Testo di partenza:
--*--

GUARDA LA FOTOGALLERY

di Camilla Sernagiotto

L’abito non farà il monaco, ma di certo fa la storia del cinema!

Il mestiere del costumista è uno dei più difficili della settima arte, parola di coloro che hanno dovuto scegliere i vestiti per Via col vento, Colazione da Tiffany e Quando la moglie è in vacanza

Ma non sono solo i guardaroba di un tempo a far girare la testa alle addicted to fashion: da Sex and The City a Espiazione, non c’è pellicola in cui non sfilino abiti da Mille e una notte!

Tutto incominciò proprio da Vivien Leigh, indimenticabile protagonista del capolavoro di Victor Fleming che su 224 minuti di film riuscì a sfoggiare sempre e comunque mise da sogno.

Nonostante i costumi abbiano avuto un ruolo di rilievo fin dagli albori del grande schermo, fu Via col vento ad aprire la strada agli abiti da set più chic che ci siano.

E quella strada è stata intrapresa da tantissimi registi, che si sono affidati a costumisti eccezionali, capaci di insaporire lo schermo con tulle, seta, tubini neri e minigonne da urlo.

--*--

Voci del dataset:
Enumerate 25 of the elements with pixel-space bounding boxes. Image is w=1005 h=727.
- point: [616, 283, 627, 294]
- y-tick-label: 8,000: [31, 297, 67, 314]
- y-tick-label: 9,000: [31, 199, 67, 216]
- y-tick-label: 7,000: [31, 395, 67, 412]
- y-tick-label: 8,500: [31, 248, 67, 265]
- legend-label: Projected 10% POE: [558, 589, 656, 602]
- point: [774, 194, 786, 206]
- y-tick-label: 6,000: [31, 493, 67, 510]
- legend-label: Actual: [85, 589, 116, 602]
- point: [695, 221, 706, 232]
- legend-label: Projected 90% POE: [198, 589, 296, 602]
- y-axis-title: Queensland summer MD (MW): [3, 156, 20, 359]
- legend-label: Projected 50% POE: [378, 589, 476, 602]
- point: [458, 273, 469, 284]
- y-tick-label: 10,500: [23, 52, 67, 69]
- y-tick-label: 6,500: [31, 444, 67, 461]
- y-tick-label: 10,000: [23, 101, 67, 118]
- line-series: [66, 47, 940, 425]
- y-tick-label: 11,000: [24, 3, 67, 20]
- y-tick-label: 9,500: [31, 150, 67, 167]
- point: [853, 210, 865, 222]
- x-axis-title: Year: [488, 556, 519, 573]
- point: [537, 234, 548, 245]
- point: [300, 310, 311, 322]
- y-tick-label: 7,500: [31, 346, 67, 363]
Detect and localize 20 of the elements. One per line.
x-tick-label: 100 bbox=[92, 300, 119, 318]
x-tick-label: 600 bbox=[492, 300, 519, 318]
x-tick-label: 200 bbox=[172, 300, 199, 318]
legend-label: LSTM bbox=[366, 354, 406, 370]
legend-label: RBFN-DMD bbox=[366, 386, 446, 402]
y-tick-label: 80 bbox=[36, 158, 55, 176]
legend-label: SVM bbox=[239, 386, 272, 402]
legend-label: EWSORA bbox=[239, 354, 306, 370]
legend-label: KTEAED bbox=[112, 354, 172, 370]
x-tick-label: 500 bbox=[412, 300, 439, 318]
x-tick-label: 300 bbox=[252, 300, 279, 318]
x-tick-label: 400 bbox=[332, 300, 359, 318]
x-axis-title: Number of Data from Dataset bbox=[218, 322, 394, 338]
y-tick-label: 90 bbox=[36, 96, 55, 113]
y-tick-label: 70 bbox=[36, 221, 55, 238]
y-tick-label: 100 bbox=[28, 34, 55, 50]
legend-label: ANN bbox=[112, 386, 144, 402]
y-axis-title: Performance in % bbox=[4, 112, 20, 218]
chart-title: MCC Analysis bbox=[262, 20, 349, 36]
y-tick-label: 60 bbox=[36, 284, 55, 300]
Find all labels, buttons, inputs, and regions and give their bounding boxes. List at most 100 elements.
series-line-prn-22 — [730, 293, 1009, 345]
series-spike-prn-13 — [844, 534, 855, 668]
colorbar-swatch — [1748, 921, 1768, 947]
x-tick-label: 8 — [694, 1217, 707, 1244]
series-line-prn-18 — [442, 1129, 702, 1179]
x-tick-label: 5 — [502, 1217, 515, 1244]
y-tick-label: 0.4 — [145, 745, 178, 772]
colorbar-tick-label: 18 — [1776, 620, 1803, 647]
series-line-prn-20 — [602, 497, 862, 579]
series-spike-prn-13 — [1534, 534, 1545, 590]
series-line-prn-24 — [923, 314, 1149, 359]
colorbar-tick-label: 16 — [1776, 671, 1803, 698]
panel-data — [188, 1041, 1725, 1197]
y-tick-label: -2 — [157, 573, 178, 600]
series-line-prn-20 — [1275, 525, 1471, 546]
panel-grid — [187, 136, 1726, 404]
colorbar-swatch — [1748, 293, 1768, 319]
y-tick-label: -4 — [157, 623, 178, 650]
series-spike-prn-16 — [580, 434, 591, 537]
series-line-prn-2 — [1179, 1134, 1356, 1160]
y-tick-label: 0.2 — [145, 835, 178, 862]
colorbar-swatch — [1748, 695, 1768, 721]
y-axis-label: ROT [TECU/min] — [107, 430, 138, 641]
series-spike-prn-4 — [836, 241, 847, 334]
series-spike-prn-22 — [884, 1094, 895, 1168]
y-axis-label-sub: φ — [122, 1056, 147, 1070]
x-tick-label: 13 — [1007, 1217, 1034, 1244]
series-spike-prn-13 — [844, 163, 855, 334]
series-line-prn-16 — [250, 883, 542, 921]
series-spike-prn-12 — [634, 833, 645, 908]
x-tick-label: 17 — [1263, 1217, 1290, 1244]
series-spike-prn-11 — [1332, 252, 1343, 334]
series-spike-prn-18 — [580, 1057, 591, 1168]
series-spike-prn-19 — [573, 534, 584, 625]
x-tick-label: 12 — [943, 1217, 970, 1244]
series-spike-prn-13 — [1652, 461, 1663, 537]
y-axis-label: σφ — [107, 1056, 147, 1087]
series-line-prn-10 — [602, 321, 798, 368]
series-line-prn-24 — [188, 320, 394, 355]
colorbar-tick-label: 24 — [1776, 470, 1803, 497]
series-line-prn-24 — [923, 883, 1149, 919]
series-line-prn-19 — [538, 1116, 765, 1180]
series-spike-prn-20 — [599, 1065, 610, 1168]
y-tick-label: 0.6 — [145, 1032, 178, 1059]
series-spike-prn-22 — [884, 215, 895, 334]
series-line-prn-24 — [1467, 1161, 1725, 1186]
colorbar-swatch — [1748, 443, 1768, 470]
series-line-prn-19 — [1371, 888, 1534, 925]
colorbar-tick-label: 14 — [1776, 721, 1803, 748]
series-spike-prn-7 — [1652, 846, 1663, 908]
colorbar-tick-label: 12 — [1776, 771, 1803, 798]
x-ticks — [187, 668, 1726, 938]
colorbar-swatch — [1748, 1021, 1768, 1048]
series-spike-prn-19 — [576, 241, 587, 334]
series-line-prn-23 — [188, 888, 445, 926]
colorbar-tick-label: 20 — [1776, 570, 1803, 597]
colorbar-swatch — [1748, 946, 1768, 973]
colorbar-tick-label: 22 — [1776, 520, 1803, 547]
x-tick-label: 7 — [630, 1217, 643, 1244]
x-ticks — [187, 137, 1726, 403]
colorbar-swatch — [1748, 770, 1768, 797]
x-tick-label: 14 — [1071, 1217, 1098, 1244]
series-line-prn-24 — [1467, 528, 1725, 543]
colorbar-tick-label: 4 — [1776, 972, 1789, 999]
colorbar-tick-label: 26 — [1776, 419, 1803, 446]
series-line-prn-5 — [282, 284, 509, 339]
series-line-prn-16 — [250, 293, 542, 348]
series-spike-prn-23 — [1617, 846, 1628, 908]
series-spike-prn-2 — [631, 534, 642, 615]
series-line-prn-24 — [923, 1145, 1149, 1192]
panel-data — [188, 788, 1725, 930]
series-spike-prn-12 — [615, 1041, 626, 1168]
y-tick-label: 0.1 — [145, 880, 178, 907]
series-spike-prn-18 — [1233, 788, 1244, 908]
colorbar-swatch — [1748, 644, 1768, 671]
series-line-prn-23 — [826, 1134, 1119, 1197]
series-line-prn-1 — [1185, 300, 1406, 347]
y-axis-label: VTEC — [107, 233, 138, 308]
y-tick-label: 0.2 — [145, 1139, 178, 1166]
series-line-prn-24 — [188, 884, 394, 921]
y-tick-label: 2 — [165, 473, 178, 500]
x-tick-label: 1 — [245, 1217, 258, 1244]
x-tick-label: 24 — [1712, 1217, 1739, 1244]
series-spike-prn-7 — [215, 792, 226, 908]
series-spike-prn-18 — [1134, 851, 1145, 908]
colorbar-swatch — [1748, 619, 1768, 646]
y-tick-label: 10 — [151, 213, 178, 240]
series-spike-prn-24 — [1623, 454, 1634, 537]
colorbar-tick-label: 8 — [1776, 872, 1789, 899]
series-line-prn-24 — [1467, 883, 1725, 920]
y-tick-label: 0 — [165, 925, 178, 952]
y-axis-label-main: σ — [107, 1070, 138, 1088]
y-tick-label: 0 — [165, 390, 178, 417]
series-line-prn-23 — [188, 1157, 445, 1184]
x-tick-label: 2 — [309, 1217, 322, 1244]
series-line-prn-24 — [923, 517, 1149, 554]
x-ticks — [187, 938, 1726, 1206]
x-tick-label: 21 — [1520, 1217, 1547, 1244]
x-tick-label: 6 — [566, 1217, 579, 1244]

--*--

Attività da svolgere:
A – Nel testo sui costumi cinematografici, riduci il paragrafo che inizia con «Tutto incominciò proprio da Vivien Leigh» a una sola frase più breve, conservandone i fatti principali.
B – Fornisci il seguito del testo sui costumi cinematografici, partendo dopo la sua ultima frase.

Risultati delle attività:
A – Tutto ebbe inizio con Vivien Leigh, protagonista del capolavoro di Victor Fleming, che per tutti i 224 minuti del film indossò abiti da sogno.

B –
Tanto per fare l’esempio di tubino nero più celebre del mondo, quello indossato da Audrey Hepburn in Colazione da Tiffany è diventato un vero e proprio cult non solo cinematografico, ma anche della moda: quell’abito firmato Givenchy è tutt’ora uno dei capi più eleganti e raffinati che una donna possa custodire nella cabina armadio!

Ma una cinefila-modaiola dovrebbe custodire nel guardaroba un’intera collezione di costumi ispirati al grande schermo: il celebre prendisole bianco di Marilyn Monroe in Quando la moglie è in vacanza, il vestito nero con cui Anita Ekberg si immerge nella fontana di Trevi ne La dolce vita, per poi arrivare a un abbigliamento più audace che va dai pantaloni di pelle indossati da Olivia Newton-John in Grease ai baby-doll di Lolita.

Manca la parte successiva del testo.